start

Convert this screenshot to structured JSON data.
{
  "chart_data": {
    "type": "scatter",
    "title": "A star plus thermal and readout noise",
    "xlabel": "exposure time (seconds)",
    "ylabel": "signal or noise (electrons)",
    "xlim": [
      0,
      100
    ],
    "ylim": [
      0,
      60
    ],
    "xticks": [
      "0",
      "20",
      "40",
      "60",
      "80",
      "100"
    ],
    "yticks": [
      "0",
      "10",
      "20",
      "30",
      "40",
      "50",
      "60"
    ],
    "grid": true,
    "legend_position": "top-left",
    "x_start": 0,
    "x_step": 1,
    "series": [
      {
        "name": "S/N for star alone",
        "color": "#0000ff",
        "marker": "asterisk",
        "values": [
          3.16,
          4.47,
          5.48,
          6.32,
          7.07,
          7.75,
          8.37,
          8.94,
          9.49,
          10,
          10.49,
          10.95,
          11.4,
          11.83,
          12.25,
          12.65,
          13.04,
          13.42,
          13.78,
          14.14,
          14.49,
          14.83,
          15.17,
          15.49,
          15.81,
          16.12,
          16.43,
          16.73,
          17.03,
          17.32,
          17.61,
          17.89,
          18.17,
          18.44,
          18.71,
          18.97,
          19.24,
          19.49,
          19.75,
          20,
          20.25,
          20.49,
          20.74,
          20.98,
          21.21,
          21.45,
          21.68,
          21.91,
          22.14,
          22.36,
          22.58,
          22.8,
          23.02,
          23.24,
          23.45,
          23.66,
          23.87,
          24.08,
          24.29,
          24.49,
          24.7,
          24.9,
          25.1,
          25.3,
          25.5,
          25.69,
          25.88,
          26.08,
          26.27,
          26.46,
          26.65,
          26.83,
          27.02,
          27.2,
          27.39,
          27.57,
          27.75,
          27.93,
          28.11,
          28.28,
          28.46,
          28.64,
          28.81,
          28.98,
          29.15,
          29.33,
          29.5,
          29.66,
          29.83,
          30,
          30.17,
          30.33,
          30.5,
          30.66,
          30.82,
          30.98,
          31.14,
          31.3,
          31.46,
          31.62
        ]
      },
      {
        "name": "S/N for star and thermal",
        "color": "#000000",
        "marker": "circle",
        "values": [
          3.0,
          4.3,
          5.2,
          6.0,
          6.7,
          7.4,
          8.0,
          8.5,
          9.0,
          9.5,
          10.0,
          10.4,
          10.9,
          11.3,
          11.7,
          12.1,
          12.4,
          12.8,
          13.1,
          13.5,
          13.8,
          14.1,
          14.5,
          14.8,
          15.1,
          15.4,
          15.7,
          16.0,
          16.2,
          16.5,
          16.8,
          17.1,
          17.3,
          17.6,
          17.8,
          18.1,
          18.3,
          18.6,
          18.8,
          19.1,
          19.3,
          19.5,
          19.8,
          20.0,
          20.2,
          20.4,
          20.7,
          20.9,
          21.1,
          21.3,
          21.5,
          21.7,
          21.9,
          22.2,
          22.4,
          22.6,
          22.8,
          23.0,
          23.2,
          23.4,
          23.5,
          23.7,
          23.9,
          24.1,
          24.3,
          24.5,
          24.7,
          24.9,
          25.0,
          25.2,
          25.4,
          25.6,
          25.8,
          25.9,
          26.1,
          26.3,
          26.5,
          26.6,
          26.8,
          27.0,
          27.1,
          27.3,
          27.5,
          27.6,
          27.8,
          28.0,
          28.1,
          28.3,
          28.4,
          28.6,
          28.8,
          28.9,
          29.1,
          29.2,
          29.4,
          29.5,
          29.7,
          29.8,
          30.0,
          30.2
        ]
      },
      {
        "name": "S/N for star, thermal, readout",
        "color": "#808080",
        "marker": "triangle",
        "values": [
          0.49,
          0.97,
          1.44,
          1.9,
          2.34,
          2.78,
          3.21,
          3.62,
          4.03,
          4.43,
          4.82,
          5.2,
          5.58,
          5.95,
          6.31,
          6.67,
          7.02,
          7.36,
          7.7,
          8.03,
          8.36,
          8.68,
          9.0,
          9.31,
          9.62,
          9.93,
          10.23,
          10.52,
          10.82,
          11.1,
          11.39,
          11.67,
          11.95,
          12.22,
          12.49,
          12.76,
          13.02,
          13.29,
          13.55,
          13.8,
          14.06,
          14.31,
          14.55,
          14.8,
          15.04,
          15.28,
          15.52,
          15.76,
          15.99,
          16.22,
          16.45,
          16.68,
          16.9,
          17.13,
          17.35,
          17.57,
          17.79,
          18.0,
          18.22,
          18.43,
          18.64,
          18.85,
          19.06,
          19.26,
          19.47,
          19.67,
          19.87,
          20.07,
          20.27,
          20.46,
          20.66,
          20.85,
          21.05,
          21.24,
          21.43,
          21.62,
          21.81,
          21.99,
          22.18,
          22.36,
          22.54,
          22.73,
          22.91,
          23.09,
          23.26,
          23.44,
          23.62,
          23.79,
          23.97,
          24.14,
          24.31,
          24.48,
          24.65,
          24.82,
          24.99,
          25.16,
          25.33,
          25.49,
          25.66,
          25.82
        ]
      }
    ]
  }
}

end

Goal of the exercise – Using the material above, report each line where "marker" occurs.

Exercise solution –
        "marker": "asterisk",
        "marker": "circle",
        "marker": "triangle",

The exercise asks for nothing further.